Written instruction — In the material below, find each line holding the string "property" and copy it.

Working data —

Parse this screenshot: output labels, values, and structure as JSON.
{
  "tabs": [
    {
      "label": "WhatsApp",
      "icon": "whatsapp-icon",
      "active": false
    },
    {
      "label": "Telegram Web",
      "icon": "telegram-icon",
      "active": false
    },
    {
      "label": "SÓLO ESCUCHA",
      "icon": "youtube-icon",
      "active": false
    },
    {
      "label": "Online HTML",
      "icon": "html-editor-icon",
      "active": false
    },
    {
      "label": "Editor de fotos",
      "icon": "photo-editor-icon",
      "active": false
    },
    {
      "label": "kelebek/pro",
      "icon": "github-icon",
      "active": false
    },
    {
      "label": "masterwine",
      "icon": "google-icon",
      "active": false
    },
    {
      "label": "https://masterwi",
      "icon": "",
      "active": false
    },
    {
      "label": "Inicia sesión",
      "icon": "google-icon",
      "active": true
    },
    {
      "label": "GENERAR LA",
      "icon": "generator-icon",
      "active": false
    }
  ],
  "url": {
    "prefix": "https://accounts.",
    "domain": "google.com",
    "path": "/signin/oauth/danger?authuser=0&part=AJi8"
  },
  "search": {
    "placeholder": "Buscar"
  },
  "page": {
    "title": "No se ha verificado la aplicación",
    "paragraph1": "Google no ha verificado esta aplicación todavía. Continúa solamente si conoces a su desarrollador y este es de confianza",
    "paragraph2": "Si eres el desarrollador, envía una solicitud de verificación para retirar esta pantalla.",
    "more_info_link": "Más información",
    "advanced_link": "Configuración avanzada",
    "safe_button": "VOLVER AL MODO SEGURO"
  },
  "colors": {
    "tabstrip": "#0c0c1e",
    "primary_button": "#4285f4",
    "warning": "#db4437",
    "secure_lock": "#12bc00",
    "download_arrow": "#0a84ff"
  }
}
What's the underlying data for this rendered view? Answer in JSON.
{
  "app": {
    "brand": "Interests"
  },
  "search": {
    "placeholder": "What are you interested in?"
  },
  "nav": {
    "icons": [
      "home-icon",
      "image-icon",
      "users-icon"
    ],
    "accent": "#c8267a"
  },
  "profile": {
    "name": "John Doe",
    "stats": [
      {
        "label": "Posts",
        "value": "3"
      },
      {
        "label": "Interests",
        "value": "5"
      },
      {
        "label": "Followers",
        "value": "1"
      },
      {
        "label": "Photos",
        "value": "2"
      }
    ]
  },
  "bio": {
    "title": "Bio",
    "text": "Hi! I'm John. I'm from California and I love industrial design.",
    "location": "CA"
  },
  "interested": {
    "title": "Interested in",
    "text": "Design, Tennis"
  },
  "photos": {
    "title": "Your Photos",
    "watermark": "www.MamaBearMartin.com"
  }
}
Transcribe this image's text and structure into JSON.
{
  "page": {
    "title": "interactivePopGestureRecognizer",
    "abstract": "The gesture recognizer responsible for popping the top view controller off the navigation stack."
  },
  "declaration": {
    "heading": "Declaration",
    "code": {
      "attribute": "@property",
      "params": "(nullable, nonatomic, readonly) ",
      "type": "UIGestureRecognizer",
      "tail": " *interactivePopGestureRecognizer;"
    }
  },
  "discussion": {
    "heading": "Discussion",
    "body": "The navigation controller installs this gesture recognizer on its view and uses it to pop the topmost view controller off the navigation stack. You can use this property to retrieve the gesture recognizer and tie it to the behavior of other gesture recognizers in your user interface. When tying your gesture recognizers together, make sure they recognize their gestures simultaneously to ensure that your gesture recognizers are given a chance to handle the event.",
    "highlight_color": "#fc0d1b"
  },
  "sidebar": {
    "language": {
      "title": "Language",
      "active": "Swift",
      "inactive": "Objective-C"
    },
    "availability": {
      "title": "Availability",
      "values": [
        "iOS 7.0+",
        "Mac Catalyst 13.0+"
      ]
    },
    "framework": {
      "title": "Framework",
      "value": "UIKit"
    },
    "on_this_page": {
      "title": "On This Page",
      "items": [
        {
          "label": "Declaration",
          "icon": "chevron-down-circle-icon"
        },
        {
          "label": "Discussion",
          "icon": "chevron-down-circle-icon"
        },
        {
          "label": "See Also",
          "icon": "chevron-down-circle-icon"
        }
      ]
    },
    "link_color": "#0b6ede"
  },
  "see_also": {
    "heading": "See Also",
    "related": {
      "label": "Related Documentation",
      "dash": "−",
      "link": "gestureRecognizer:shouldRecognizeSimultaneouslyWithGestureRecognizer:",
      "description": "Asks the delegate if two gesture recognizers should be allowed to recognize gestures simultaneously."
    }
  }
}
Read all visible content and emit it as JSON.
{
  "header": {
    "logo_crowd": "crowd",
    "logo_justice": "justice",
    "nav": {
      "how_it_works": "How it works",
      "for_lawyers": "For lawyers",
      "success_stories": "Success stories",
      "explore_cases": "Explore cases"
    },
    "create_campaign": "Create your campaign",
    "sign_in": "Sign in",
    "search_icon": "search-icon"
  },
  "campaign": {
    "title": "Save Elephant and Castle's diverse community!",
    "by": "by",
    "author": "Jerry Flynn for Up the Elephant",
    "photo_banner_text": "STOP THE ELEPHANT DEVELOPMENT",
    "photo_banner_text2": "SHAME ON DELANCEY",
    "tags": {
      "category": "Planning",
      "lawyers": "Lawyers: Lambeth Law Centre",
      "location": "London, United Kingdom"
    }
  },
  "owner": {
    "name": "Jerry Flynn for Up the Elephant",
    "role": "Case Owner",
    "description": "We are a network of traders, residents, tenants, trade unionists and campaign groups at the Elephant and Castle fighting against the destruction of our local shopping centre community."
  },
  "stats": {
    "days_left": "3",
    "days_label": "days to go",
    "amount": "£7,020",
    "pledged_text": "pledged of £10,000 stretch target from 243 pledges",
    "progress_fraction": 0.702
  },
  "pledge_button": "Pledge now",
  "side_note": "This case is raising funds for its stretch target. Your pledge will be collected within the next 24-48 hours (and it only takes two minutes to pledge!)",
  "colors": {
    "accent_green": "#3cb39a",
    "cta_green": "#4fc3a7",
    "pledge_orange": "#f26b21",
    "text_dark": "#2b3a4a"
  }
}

Expected output —
      "attribute": "@property",
    "body": "The navigation controller installs this gesture recognizer on its view and uses it to pop the topmost view controller off the navigation stack. You can use this property to retrieve the gesture recognizer and tie it to the behavior of other gesture recognizers in your user interface. When tying your gesture recognizers together, make sure they recognize their gestures simultaneously to ensure that your gesture recognizers are given a chance to handle the event.",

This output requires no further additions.